Print the data exactly as it is given, please.

=== Stored records ===
# # # #

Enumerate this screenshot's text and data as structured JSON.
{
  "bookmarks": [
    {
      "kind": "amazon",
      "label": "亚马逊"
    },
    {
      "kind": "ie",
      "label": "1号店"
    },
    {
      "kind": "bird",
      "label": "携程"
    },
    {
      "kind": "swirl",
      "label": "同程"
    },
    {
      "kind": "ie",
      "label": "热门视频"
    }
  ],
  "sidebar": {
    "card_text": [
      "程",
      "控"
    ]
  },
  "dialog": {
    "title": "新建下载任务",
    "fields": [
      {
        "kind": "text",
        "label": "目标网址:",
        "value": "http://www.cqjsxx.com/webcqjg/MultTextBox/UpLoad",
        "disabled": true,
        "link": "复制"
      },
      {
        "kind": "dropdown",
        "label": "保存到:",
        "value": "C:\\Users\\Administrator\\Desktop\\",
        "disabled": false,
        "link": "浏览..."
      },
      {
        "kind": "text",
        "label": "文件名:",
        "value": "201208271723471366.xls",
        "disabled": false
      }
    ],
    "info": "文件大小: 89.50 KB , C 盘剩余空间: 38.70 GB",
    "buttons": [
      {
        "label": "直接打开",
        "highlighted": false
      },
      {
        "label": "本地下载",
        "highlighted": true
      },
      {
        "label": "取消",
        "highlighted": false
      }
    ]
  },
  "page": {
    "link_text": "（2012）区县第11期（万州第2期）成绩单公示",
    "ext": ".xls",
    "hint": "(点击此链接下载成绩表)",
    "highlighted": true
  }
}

# # # #

=== Exercise answer ===
Enumerate this screenshot's text and data as structured JSON.
{
  "bookmarks": [
    {
      "kind": "amazon",
      "label": "亚马逊"
    },
    {
      "kind": "ie",
      "label": "1号店"
    },
    {
      "kind": "bird",
      "label": "携程"
    },
    {
      "kind": "swirl",
      "label": "同程"
    },
    {
      "kind": "ie",
      "label": "热门视频"
    }
  ],
  "sidebar": {
    "card_text": [
      "程",
      "控"
    ]
  },
  "dialog": {
    "title": "新建下载任务",
    "fields": [
      {
        "kind": "text",
        "label": "目标网址:",
        "value": "http://www.cqjsxx.com/webcqjg/MultTextBox/UpLoad",
        "disabled": true,
        "link": "复制"
      },
      {
        "kind": "dropdown",
        "label": "保存到:",
        "value": "C:\\Users\\Administrator\\Desktop\\",
        "disabled": false,
        "link": "浏览..."
      },
      {
        "kind": "text",
        "label": "文件名:",
        "value": "201208271723471366.xls",
        "disabled": false
      }
    ],
    "info": "文件大小: 89.50 KB , C 盘剩余空间: 38.70 GB",
    "buttons": [
      {
        "label": "直接打开",
        "highlighted": false
      },
      {
        "label": "本地下载",
        "highlighted": true
      },
      {
        "label": "取消",
        "highlighted": false
      }
    ]
  },
  "page": {
    "link_text": "（2012）区县第11期（万州第2期）成绩单公示",
    "ext": ".xls",
    "hint": "(点击此链接下载成绩表)",
    "highlighted": true
  }
}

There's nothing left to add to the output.